WHAT TO WORK ON: Print all the records exactly, please.

DATA SHOWN:
--------------------
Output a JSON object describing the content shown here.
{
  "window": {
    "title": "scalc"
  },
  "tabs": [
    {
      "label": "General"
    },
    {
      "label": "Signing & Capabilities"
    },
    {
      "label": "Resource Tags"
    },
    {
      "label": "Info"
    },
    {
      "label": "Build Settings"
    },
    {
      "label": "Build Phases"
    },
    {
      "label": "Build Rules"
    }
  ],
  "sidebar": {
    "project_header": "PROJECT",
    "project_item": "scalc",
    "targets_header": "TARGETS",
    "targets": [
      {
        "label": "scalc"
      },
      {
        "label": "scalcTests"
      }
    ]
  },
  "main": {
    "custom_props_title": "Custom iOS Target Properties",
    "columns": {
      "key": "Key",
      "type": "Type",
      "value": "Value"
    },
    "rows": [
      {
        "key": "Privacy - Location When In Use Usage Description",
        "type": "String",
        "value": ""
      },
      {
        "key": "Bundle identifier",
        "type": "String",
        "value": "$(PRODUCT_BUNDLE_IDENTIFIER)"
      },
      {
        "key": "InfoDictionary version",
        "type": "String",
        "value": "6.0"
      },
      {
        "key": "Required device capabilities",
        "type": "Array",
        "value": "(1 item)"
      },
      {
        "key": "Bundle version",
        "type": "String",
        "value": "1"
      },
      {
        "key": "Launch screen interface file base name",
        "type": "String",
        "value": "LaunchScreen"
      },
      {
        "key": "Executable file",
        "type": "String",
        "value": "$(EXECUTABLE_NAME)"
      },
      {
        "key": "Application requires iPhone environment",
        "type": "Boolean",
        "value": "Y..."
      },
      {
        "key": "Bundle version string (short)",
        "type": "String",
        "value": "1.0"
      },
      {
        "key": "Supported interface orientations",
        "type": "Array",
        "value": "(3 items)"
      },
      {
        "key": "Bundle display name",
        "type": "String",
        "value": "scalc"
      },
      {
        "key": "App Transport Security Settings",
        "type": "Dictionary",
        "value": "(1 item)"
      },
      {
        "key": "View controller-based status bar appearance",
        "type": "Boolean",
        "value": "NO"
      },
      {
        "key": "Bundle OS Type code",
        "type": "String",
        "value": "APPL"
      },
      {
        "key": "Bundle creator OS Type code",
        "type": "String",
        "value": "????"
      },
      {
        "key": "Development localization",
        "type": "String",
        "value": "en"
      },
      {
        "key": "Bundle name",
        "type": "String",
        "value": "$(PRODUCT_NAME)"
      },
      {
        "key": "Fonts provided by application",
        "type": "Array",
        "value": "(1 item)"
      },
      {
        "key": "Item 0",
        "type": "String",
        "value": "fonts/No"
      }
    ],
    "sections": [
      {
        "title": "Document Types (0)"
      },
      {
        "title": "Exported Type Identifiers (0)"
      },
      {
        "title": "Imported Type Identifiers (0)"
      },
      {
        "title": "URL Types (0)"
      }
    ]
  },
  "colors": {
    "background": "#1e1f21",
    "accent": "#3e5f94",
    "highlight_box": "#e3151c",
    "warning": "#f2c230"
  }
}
--------------------
ANSWER TO THE TASK:
Output a JSON object describing the content shown here.
{
  "window": {
    "title": "scalc"
  },
  "tabs": [
    {
      "label": "General"
    },
    {
      "label": "Signing & Capabilities"
    },
    {
      "label": "Resource Tags"
    },
    {
      "label": "Info"
    },
    {
      "label": "Build Settings"
    },
    {
      "label": "Build Phases"
    },
    {
      "label": "Build Rules"
    }
  ],
  "sidebar": {
    "project_header": "PROJECT",
    "project_item": "scalc",
    "targets_header": "TARGETS",
    "targets": [
      {
        "label": "scalc"
      },
      {
        "label": "scalcTests"
      }
    ]
  },
  "main": {
    "custom_props_title": "Custom iOS Target Properties",
    "columns": {
      "key": "Key",
      "type": "Type",
      "value": "Value"
    },
    "rows": [
      {
        "key": "Privacy - Location When In Use Usage Description",
        "type": "String",
        "value": ""
      },
      {
        "key": "Bundle identifier",
        "type": "String",
        "value": "$(PRODUCT_BUNDLE_IDENTIFIER)"
      },
      {
        "key": "InfoDictionary version",
        "type": "String",
        "value": "6.0"
      },
      {
        "key": "Required device capabilities",
        "type": "Array",
        "value": "(1 item)"
      },
      {
        "key": "Bundle version",
        "type": "String",
        "value": "1"
      },
      {
        "key": "Launch screen interface file base name",
        "type": "String",
        "value": "LaunchScreen"
      },
      {
        "key": "Executable file",
        "type": "String",
        "value": "$(EXECUTABLE_NAME)"
      },
      {
        "key": "Application requires iPhone environment",
        "type": "Boolean",
        "value": "Y..."
      },
      {
        "key": "Bundle version string (short)",
        "type": "String",
        "value": "1.0"
      },
      {
        "key": "Supported interface orientations",
        "type": "Array",
        "value": "(3 items)"
      },
      {
        "key": "Bundle display name",
        "type": "String",
        "value": "scalc"
      },
      {
        "key": "App Transport Security Settings",
        "type": "Dictionary",
        "value": "(1 item)"
      },
      {
        "key": "View controller-based status bar appearance",
        "type": "Boolean",
        "value": "NO"
      },
      {
        "key": "Bundle OS Type code",
        "type": "String",
        "value": "APPL"
      },
      {
        "key": "Bundle creator OS Type code",
        "type": "String",
        "value": "????"
      },
      {
        "key": "Development localization",
        "type": "String",
        "value": "en"
      },
      {
        "key": "Bundle name",
        "type": "String",
        "value": "$(PRODUCT_NAME)"
      },
      {
        "key": "Fonts provided by application",
        "type": "Array",
        "value": "(1 item)"
      },
      {
        "key": "Item 0",
        "type": "String",
        "value": "fonts/No"
      }
    ],
    "sections": [
      {
        "title": "Document Types (0)"
      },
      {
        "title": "Exported Type Identifiers (0)"
      },
      {
        "title": "Imported Type Identifiers (0)"
      },
      {
        "title": "URL Types (0)"
      }
    ]
  },
  "colors": {
    "background": "#1e1f21",
    "accent": "#3e5f94",
    "highlight_box": "#e3151c",
    "warning": "#f2c230"
  }
}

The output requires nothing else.